__Goal of the exercise__: Transcribe all of the data exactly. Omit the pictures.

Extracted records
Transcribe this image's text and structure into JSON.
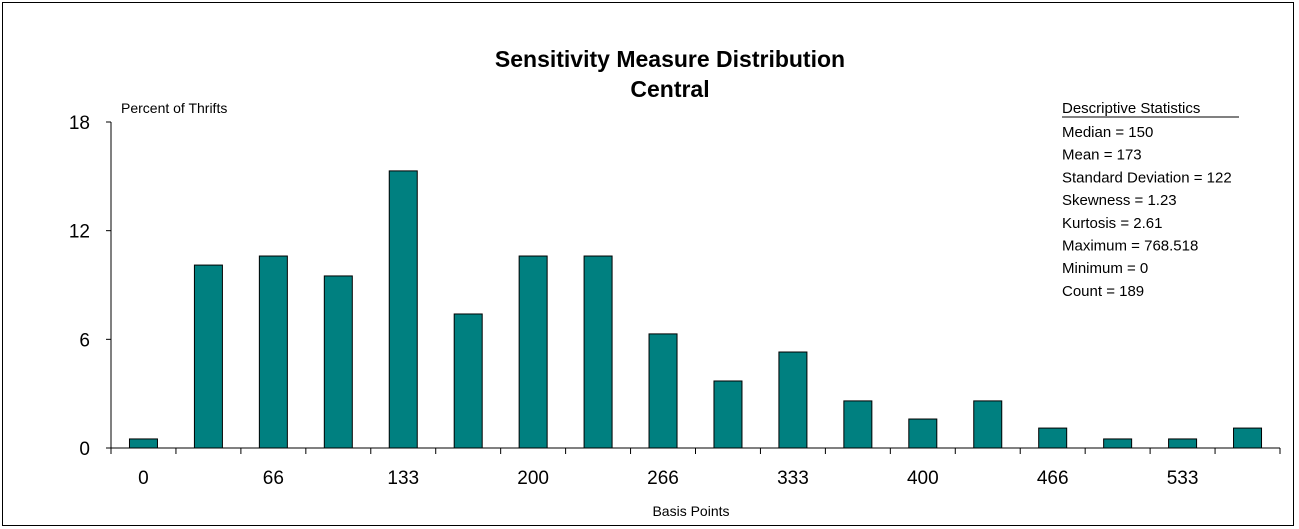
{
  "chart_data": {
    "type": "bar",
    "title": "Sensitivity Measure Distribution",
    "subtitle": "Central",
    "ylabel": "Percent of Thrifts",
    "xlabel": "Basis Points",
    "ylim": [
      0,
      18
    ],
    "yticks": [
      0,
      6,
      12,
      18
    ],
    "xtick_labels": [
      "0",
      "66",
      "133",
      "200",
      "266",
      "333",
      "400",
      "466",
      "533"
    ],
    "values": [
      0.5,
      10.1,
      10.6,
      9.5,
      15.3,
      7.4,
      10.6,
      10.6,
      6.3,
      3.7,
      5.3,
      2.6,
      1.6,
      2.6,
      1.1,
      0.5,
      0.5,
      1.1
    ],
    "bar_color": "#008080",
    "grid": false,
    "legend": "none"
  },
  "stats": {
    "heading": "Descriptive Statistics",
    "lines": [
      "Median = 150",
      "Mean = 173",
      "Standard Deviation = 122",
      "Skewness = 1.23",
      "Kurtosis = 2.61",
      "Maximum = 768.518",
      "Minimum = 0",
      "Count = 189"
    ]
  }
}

__The solution__:
Transcribe this image's text and structure into JSON.
{
  "chart_data": {
    "type": "bar",
    "title": "Sensitivity Measure Distribution",
    "subtitle": "Central",
    "ylabel": "Percent of Thrifts",
    "xlabel": "Basis Points",
    "ylim": [
      0,
      18
    ],
    "yticks": [
      0,
      6,
      12,
      18
    ],
    "xtick_labels": [
      "0",
      "66",
      "133",
      "200",
      "266",
      "333",
      "400",
      "466",
      "533"
    ],
    "values": [
      0.5,
      10.1,
      10.6,
      9.5,
      15.3,
      7.4,
      10.6,
      10.6,
      6.3,
      3.7,
      5.3,
      2.6,
      1.6,
      2.6,
      1.1,
      0.5,
      0.5,
      1.1
    ],
    "bar_color": "#008080",
    "grid": false,
    "legend": "none"
  },
  "stats": {
    "heading": "Descriptive Statistics",
    "lines": [
      "Median = 150",
      "Mean = 173",
      "Standard Deviation = 122",
      "Skewness = 1.23",
      "Kurtosis = 2.61",
      "Maximum = 768.518",
      "Minimum = 0",
      "Count = 189"
    ]
  }
}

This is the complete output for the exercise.